• DIRECTIONS:
Every line holding the string "phone" should be gathered.

• MATERIAL FOR THE TASK:
◆ ◆ ◆

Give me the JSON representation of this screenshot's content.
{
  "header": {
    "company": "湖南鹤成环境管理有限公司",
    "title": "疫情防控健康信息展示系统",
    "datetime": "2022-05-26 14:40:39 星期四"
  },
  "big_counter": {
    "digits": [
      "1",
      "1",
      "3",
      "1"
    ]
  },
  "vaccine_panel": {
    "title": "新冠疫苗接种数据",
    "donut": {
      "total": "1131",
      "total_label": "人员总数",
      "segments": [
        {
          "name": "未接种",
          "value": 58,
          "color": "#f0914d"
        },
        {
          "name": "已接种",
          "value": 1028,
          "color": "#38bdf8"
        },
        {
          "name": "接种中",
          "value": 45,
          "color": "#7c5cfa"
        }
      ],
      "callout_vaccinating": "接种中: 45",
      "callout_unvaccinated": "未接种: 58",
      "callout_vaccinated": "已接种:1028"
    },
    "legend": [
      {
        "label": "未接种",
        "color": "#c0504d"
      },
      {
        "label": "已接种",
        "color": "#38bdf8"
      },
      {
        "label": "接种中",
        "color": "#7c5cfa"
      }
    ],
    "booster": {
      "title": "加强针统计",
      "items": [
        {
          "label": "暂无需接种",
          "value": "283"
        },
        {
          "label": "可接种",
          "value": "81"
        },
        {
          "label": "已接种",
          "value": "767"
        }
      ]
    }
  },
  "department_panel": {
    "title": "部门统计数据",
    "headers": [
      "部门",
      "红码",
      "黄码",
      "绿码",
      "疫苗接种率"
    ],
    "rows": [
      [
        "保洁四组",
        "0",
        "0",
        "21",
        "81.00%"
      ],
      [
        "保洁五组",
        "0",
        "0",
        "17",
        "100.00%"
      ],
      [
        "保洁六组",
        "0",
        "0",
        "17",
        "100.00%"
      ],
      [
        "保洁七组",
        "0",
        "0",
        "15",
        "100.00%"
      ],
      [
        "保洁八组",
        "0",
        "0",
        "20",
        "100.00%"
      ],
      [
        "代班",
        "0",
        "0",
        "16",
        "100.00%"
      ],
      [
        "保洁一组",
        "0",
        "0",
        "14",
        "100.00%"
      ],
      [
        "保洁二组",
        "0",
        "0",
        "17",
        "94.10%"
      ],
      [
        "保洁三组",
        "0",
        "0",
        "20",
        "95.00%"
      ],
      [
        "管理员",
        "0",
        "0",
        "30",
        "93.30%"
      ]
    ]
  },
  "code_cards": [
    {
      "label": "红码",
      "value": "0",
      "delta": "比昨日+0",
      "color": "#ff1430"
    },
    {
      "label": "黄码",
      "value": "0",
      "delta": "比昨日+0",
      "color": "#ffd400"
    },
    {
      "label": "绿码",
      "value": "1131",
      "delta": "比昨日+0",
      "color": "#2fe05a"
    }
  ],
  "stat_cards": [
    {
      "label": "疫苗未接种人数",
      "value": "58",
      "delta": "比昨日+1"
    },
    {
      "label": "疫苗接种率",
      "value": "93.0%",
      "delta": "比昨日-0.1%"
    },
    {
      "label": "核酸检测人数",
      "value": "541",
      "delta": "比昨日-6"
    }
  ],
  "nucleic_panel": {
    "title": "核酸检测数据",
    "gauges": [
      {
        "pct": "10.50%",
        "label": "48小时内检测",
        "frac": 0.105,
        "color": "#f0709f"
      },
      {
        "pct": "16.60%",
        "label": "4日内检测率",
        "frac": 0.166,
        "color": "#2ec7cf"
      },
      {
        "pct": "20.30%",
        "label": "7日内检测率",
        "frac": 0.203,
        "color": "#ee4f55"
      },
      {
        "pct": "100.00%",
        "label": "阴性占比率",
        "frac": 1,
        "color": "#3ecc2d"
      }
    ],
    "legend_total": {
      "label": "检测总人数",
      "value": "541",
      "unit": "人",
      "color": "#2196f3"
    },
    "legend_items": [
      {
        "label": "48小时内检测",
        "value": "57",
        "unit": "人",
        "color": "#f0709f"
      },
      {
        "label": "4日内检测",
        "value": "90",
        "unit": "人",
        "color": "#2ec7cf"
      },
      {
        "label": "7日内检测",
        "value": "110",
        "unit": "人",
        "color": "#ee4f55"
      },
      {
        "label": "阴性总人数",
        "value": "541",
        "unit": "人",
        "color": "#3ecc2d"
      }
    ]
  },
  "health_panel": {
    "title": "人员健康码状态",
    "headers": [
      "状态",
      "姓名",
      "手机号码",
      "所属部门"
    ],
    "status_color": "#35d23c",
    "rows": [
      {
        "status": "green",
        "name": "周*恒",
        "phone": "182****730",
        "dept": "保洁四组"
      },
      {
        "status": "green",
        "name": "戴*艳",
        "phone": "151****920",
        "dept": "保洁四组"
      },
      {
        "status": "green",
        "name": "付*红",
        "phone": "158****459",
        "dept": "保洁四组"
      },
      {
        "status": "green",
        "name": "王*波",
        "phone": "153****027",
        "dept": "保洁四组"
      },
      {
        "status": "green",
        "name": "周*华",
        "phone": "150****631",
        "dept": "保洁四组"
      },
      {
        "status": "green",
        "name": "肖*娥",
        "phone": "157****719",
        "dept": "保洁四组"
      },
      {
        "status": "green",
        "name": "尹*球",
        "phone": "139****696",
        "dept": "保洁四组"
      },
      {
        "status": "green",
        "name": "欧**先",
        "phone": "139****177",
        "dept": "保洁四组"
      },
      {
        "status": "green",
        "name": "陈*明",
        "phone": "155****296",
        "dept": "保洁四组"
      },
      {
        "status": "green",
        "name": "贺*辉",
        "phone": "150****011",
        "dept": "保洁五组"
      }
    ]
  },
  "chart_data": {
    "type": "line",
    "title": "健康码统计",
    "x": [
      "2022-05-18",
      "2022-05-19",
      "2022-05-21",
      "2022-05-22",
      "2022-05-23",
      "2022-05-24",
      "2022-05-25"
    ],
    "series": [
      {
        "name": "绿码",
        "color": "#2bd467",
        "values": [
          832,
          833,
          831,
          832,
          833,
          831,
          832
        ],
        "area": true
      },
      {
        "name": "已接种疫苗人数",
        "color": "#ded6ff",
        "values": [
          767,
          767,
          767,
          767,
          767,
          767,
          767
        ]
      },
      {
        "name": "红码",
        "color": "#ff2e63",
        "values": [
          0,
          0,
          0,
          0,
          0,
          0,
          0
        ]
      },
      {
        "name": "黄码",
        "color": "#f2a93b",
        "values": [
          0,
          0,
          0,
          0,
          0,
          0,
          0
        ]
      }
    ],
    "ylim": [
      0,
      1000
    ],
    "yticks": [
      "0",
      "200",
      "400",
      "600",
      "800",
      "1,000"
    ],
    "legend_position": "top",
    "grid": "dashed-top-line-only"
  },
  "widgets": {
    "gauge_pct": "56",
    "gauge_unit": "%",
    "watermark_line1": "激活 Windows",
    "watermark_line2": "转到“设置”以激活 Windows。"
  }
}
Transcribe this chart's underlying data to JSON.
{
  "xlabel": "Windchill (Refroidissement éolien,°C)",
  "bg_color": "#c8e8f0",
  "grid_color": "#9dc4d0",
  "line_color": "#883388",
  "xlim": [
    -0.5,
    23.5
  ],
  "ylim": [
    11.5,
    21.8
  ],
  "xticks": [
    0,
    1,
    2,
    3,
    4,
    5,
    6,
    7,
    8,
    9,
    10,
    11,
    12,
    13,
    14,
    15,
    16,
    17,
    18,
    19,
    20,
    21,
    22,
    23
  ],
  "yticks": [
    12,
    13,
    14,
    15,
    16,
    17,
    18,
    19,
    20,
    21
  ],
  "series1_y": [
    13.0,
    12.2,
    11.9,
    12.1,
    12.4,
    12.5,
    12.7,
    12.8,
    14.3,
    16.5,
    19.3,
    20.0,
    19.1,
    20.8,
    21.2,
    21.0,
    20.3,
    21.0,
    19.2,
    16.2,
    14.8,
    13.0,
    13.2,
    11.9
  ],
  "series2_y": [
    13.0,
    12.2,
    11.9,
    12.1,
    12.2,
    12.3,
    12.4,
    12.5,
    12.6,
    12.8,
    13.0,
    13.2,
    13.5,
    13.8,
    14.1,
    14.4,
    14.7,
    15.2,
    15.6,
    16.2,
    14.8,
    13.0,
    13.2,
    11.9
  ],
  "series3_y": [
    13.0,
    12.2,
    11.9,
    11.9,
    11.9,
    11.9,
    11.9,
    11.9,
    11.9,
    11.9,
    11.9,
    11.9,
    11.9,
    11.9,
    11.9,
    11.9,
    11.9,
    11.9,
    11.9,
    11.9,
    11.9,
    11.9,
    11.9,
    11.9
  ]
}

◆ ◆ ◆

• ANSWER IN FULL:
        "phone": "182****730",
        "phone": "151****920",
        "phone": "158****459",
        "phone": "153****027",
        "phone": "150****631",
        "phone": "157****719",
        "phone": "139****696",
        "phone": "139****177",
        "phone": "155****296",
        "phone": "150****011",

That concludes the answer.